# EXERCISE AIM:
How many of the lines contain the string "down"? Give the number, with no other words.

**********

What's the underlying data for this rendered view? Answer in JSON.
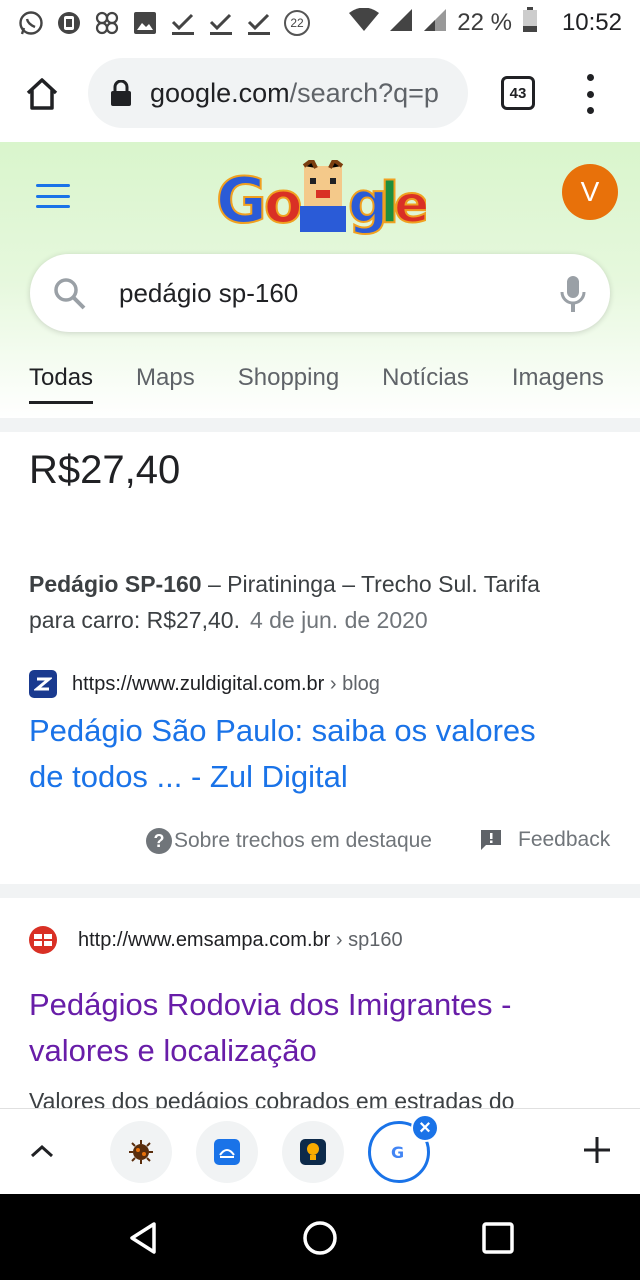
{
  "status_bar": {
    "notification_count": "22",
    "battery": "22 %",
    "time": "10:52",
    "icons": [
      "whatsapp-icon",
      "sim-icon",
      "fan-icon",
      "image-icon",
      "check-icon",
      "check-icon",
      "check-icon",
      "badge-count-icon",
      "wifi-icon",
      "signal-icon",
      "signal-icon",
      "battery-icon"
    ]
  },
  "browser": {
    "url_main": "google.com",
    "url_rest": "/search?q=p",
    "tab_count": "43"
  },
  "google": {
    "avatar_letter": "V",
    "search_query": "pedágio sp-160",
    "tabs": [
      "Todas",
      "Maps",
      "Shopping",
      "Notícias",
      "Imagens"
    ],
    "active_tab": "Todas"
  },
  "featured_snippet": {
    "answer": "R$27,40",
    "snippet_bold": "Pedágio SP-160",
    "snippet_line1_rest": " – Piratininga – Trecho Sul. Tarifa",
    "snippet_line2": "para carro: R$27,40.",
    "date": "4 de jun. de 2020",
    "site_url": "https://www.zuldigital.com.br",
    "site_crumb": " › blog",
    "title_line1": "Pedágio São Paulo: saiba os valores",
    "title_line2": "de todos ... - Zul Digital",
    "about_label": "Sobre trechos em destaque",
    "feedback_label": "Feedback"
  },
  "result2": {
    "site_url": "http://www.emsampa.com.br",
    "site_crumb": " › sp160",
    "title_line1": "Pedágios Rodovia dos Imigrantes -",
    "title_line2": "valores e localização",
    "snippet": "Valores dos pedágios cobrados em estradas do"
  },
  "colors": {
    "link_blue": "#1a73e8",
    "visited_purple": "#681da8",
    "avatar": "#e8710a",
    "header_green": "#d9f5cc"
  }
}
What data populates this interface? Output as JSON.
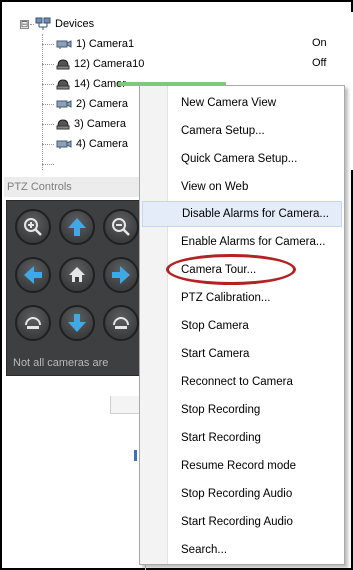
{
  "tree": {
    "root_label": "Devices",
    "expander": "⊟",
    "items": [
      {
        "label": "1) Camera1",
        "state": "On",
        "icon": "camera-box-icon"
      },
      {
        "label": "12) Camera10",
        "state": "Off",
        "icon": "dome-camera-icon"
      },
      {
        "label": "14) Camer",
        "state": "",
        "icon": "dome-camera-icon"
      },
      {
        "label": "2) Camera",
        "state": "",
        "icon": "camera-box-icon"
      },
      {
        "label": "3) Camera",
        "state": "",
        "icon": "dome-camera-icon"
      },
      {
        "label": "4) Camera",
        "state": "",
        "icon": "camera-box-icon"
      }
    ]
  },
  "ptz": {
    "title": "PTZ Controls",
    "note": "Not all cameras are",
    "buttons": [
      "zoom-in-icon",
      "arrow-up-icon",
      "zoom-out-icon",
      "arrow-left-icon",
      "home-icon",
      "arrow-right-icon",
      "focus-near-icon",
      "arrow-down-icon",
      "focus-far-icon"
    ]
  },
  "menu": {
    "items": [
      "New Camera View",
      "Camera Setup...",
      "Quick Camera Setup...",
      "View on Web",
      "Disable Alarms for Camera...",
      "Enable Alarms for Camera...",
      "Camera Tour...",
      "PTZ Calibration...",
      "Stop Camera",
      "Start Camera",
      "Reconnect to Camera",
      "Stop Recording",
      "Start Recording",
      "Resume Record mode",
      "Stop Recording Audio",
      "Start Recording Audio",
      "Search..."
    ],
    "highlighted_index": 4,
    "circled_index": 6
  },
  "colors": {
    "panel_bg": "#3d3f40",
    "ptz_button_icon": "#3fa9e6",
    "highlight_bg": "#e3ecf8",
    "annotation_oval": "#b22222",
    "selection_bar": "#7ec97e"
  }
}
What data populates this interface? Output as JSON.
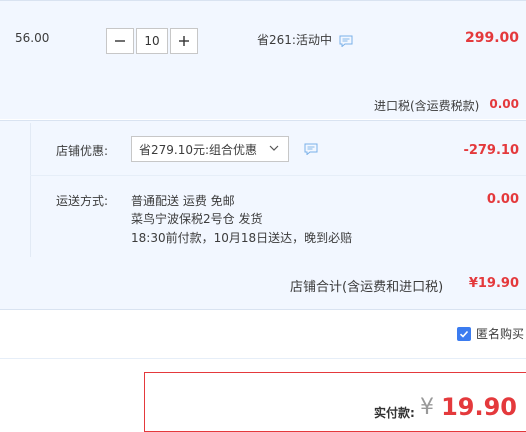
{
  "item": {
    "unit_price": "56.00",
    "quantity": "10",
    "saving_text": "省261:活动中",
    "total": "299.00",
    "tax_label": "进口税(含运费税款)",
    "tax_value": "0.00"
  },
  "shop": {
    "discount_label": "店铺优惠:",
    "discount_selected": "省279.10元:组合优惠",
    "discount_value": "-279.10",
    "shipping_label": "运送方式:",
    "shipping_line1": "普通配送  运费  免邮",
    "shipping_line2": "菜鸟宁波保税2号仓   发货",
    "shipping_line3": "18:30前付款，10月18日送达，晚到必赔",
    "shipping_value": "0.00",
    "subtotal_label": "店铺合计(含运费和进口税)",
    "subtotal_value": "¥19.90"
  },
  "anonymous": {
    "label": "匿名购买",
    "checked": true
  },
  "payment": {
    "label": "实付款:",
    "currency": "¥",
    "value": "19.90"
  },
  "colors": {
    "accent_red": "#e4393c",
    "panel_blue": "#f2f7ff",
    "checkbox_blue": "#3b7cf0"
  },
  "icons": {
    "chat": "chat-bubble-icon",
    "dropdown": "chevron-down-icon",
    "minus": "minus-icon",
    "plus": "plus-icon",
    "check": "check-icon"
  }
}
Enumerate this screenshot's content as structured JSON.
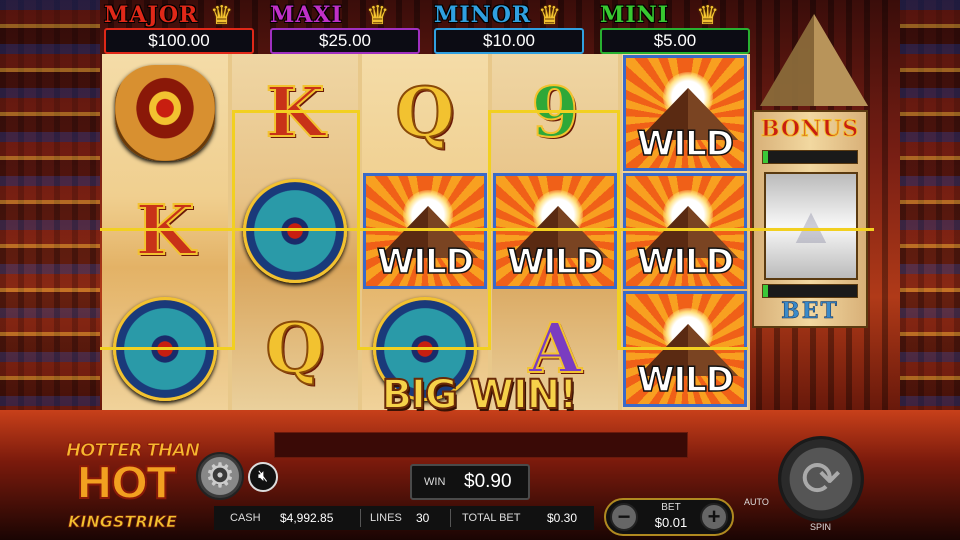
{
  "jackpots": [
    {
      "label": "MAJOR",
      "value": "$100.00",
      "color": "#e02818",
      "box_color": "#e02818"
    },
    {
      "label": "MAXI",
      "value": "$25.00",
      "color": "#c030c8",
      "box_color": "#a030c0"
    },
    {
      "label": "MINOR",
      "value": "$10.00",
      "color": "#30a0e0",
      "box_color": "#30a0e0"
    },
    {
      "label": "MINI",
      "value": "$5.00",
      "color": "#38c830",
      "box_color": "#28b030"
    }
  ],
  "reels": [
    [
      "eye-of-horus",
      "K",
      "scarab-disc"
    ],
    [
      "K",
      "scarab-disc",
      "Q"
    ],
    [
      "Q",
      "WILD",
      "scarab-disc"
    ],
    [
      "9",
      "WILD",
      "A"
    ],
    [
      "WILD",
      "WILD",
      "WILD"
    ]
  ],
  "symbols": {
    "wild_text": "WILD"
  },
  "banner": "BIG WIN!",
  "bonus": {
    "title": "BONUS",
    "bet_label": "BET",
    "top_meter_fill": 0.05,
    "bottom_meter_fill": 0.05
  },
  "game_logo": {
    "line1": "HOTTER THAN",
    "line2": "HOT",
    "line3": "KINGSTRIKE"
  },
  "win": {
    "label": "WIN",
    "value": "$0.90"
  },
  "status": {
    "cash_label": "CASH",
    "cash_value": "$4,992.85",
    "lines_label": "LINES",
    "lines_value": "30",
    "total_bet_label": "TOTAL BET",
    "total_bet_value": "$0.30"
  },
  "bet": {
    "label": "BET",
    "value": "$0.01",
    "minus": "−",
    "plus": "+"
  },
  "auto_label": "AUTO",
  "spin_label": "SPIN",
  "icons": {
    "settings": "gear-icon",
    "sound": "sound-muted-icon",
    "spin": "spin-arrows-icon"
  }
}
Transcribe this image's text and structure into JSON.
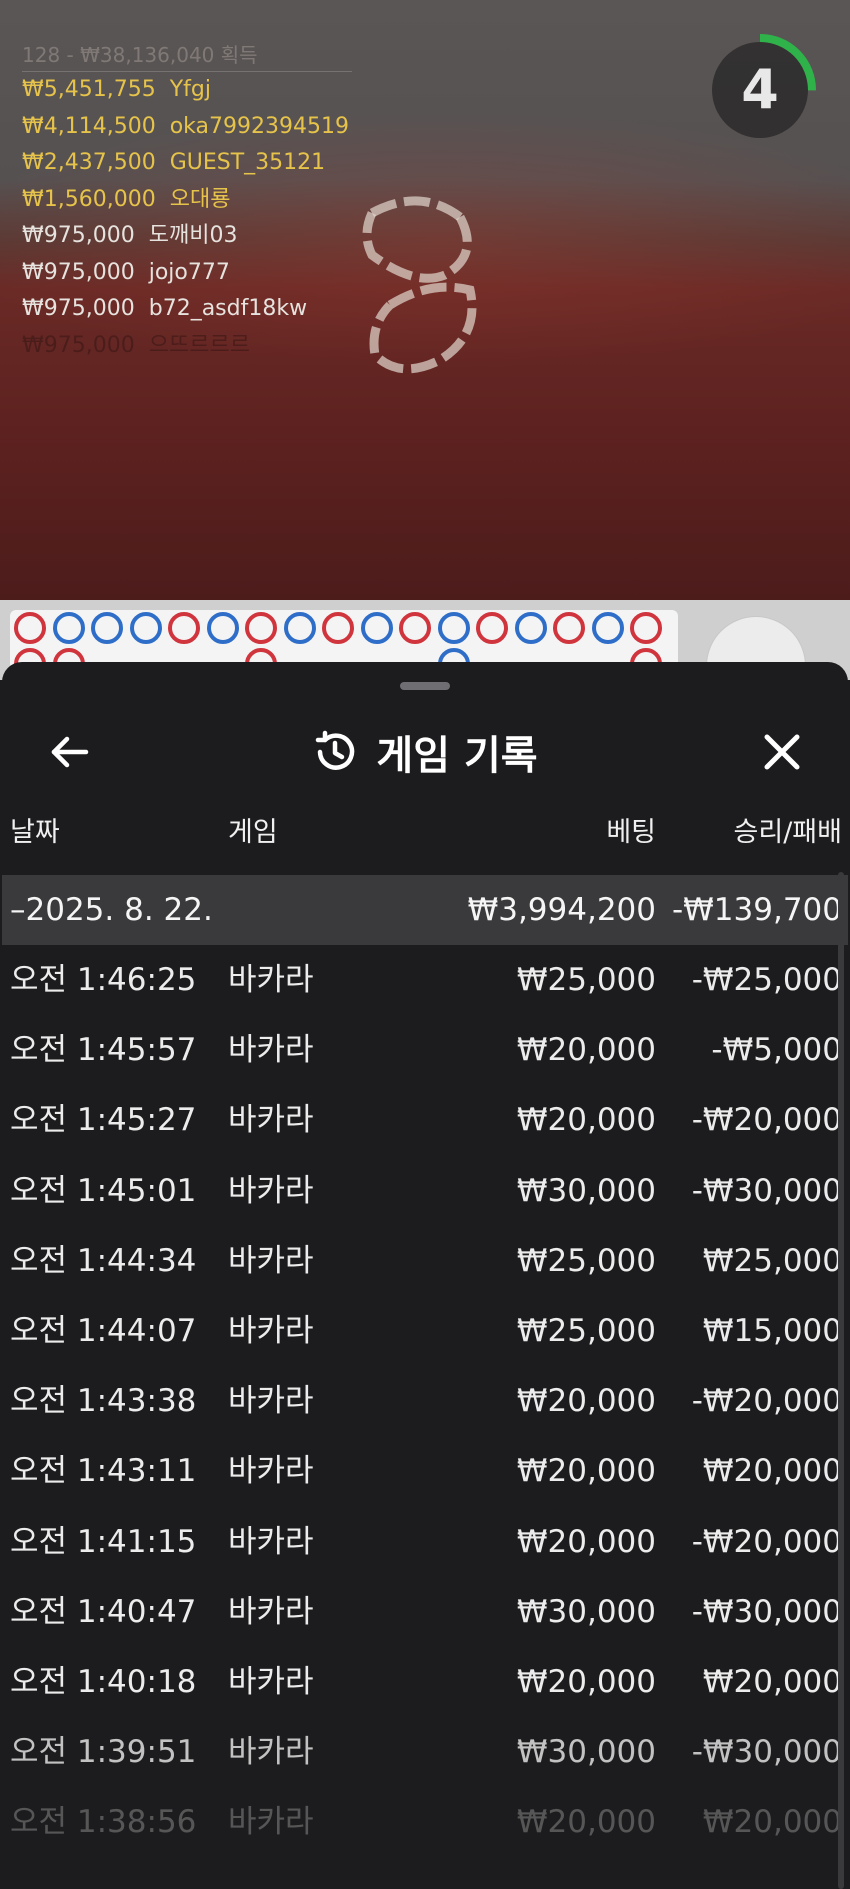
{
  "game": {
    "winners_total": "128 - ₩38,136,040 획득",
    "winners": [
      {
        "amount": "₩5,451,755",
        "name": "Yfgj",
        "style": "gold"
      },
      {
        "amount": "₩4,114,500",
        "name": "oka7992394519",
        "style": "gold"
      },
      {
        "amount": "₩2,437,500",
        "name": "GUEST_35121",
        "style": "gold"
      },
      {
        "amount": "₩1,560,000",
        "name": "오대룡",
        "style": "gold"
      },
      {
        "amount": "₩975,000",
        "name": "도깨비03",
        "style": "plain"
      },
      {
        "amount": "₩975,000",
        "name": "jojo777",
        "style": "plain"
      },
      {
        "amount": "₩975,000",
        "name": "b72_asdf18kw",
        "style": "plain"
      },
      {
        "amount": "₩975,000",
        "name": "으뜨르르르",
        "style": "fade"
      }
    ],
    "timer": "4",
    "timer_color": "#2fb24a",
    "roadmap_row1": [
      "red",
      "blue",
      "blue",
      "blue",
      "red",
      "blue",
      "red",
      "blue",
      "red",
      "blue",
      "red",
      "blue",
      "red",
      "blue",
      "red",
      "blue",
      "red"
    ],
    "roadmap_row2": [
      "red",
      "red",
      "",
      "",
      "",
      "",
      "red",
      "",
      "",
      "",
      "",
      "blue",
      "",
      "",
      "",
      "",
      "red"
    ],
    "colors": {
      "banker": "#d0343c",
      "player": "#2f6ec8"
    }
  },
  "sheet": {
    "title": "게임 기록",
    "back_icon": "arrow-left-icon",
    "title_icon": "history-icon",
    "close_icon": "close-icon",
    "columns": {
      "date": "날짜",
      "game": "게임",
      "bet": "베팅",
      "winloss": "승리/패배"
    },
    "date_group": {
      "date": "–2025. 8. 22.",
      "bet": "₩3,994,200",
      "winloss": "-₩139,700"
    },
    "rows": [
      {
        "time": "오전 1:46:25",
        "game": "바카라",
        "bet": "₩25,000",
        "winloss": "-₩25,000"
      },
      {
        "time": "오전 1:45:57",
        "game": "바카라",
        "bet": "₩20,000",
        "winloss": "-₩5,000"
      },
      {
        "time": "오전 1:45:27",
        "game": "바카라",
        "bet": "₩20,000",
        "winloss": "-₩20,000"
      },
      {
        "time": "오전 1:45:01",
        "game": "바카라",
        "bet": "₩30,000",
        "winloss": "-₩30,000"
      },
      {
        "time": "오전 1:44:34",
        "game": "바카라",
        "bet": "₩25,000",
        "winloss": "₩25,000"
      },
      {
        "time": "오전 1:44:07",
        "game": "바카라",
        "bet": "₩25,000",
        "winloss": "₩15,000"
      },
      {
        "time": "오전 1:43:38",
        "game": "바카라",
        "bet": "₩20,000",
        "winloss": "-₩20,000"
      },
      {
        "time": "오전 1:43:11",
        "game": "바카라",
        "bet": "₩20,000",
        "winloss": "₩20,000"
      },
      {
        "time": "오전 1:41:15",
        "game": "바카라",
        "bet": "₩20,000",
        "winloss": "-₩20,000"
      },
      {
        "time": "오전 1:40:47",
        "game": "바카라",
        "bet": "₩30,000",
        "winloss": "-₩30,000"
      },
      {
        "time": "오전 1:40:18",
        "game": "바카라",
        "bet": "₩20,000",
        "winloss": "₩20,000"
      },
      {
        "time": "오전 1:39:51",
        "game": "바카라",
        "bet": "₩30,000",
        "winloss": "-₩30,000"
      },
      {
        "time": "오전 1:38:56",
        "game": "바카라",
        "bet": "₩20,000",
        "winloss": "₩20,000"
      }
    ]
  }
}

**********

# RESPONSE TO THE TASK:
2